Problem description :: Lines holding the string "filled" are the ones to copy; find them all in the data.

# Start of Entries

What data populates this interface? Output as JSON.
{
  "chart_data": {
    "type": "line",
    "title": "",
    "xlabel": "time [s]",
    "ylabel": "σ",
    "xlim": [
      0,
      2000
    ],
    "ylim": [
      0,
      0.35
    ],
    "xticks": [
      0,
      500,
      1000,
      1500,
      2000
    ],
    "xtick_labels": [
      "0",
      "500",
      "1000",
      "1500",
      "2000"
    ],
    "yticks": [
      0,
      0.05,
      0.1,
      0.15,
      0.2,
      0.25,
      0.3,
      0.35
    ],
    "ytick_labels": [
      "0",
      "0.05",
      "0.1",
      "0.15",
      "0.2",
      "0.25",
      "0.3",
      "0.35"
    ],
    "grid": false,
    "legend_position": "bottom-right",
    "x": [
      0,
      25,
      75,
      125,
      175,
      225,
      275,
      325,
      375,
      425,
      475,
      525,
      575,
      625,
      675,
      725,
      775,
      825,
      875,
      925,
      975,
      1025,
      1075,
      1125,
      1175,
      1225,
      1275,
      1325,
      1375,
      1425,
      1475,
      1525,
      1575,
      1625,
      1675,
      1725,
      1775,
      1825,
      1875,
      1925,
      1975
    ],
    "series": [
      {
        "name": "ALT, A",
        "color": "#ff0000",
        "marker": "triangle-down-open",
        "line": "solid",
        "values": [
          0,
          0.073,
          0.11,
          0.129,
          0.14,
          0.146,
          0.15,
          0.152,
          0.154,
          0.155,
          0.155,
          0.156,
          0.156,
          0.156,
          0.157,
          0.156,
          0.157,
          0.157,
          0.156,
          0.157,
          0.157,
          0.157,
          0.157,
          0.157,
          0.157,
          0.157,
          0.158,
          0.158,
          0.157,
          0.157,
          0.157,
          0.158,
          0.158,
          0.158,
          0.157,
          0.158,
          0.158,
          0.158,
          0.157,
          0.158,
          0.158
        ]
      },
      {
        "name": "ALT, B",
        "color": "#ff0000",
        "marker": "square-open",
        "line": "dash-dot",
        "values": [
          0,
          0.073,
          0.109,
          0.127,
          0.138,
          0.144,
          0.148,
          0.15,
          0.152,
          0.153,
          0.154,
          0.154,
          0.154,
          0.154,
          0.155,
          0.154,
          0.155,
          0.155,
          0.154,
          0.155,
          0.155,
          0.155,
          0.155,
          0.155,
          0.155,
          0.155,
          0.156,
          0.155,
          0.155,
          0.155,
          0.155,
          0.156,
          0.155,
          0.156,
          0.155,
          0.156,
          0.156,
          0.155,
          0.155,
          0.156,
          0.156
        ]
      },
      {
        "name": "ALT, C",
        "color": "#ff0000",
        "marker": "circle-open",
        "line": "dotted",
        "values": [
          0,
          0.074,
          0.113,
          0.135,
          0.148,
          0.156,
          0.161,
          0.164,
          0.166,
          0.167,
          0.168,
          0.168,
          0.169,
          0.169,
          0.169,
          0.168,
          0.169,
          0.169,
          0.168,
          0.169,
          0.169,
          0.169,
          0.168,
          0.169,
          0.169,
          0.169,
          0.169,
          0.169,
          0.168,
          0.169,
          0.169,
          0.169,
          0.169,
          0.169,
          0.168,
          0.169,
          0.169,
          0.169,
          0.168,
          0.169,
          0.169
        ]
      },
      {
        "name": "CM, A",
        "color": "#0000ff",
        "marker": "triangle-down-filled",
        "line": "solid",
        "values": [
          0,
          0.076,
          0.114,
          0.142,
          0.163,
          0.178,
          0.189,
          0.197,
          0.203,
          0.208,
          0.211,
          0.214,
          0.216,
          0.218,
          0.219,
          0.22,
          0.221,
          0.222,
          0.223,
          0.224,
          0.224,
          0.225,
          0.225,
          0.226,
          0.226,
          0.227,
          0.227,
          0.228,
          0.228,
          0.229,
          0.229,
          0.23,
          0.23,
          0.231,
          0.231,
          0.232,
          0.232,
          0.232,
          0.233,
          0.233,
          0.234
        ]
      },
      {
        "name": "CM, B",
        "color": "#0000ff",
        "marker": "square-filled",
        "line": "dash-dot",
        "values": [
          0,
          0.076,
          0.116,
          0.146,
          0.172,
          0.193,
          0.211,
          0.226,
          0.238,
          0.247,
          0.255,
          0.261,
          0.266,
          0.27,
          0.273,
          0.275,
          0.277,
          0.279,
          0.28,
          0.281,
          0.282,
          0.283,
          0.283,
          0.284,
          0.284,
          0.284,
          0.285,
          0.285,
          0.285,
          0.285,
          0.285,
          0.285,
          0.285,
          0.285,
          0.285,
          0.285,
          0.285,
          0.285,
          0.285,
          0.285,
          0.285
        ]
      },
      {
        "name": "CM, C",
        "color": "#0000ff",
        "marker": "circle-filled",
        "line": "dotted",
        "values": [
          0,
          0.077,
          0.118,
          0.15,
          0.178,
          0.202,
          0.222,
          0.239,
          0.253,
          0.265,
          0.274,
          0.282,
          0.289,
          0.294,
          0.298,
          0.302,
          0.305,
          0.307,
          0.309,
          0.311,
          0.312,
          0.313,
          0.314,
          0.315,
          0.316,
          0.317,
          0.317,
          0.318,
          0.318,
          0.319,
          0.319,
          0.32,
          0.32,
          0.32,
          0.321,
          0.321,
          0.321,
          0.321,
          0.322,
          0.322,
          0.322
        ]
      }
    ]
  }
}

# End of Entries

Answer below ::
        "marker": "triangle-down-filled",
        "marker": "square-filled",
        "marker": "circle-filled",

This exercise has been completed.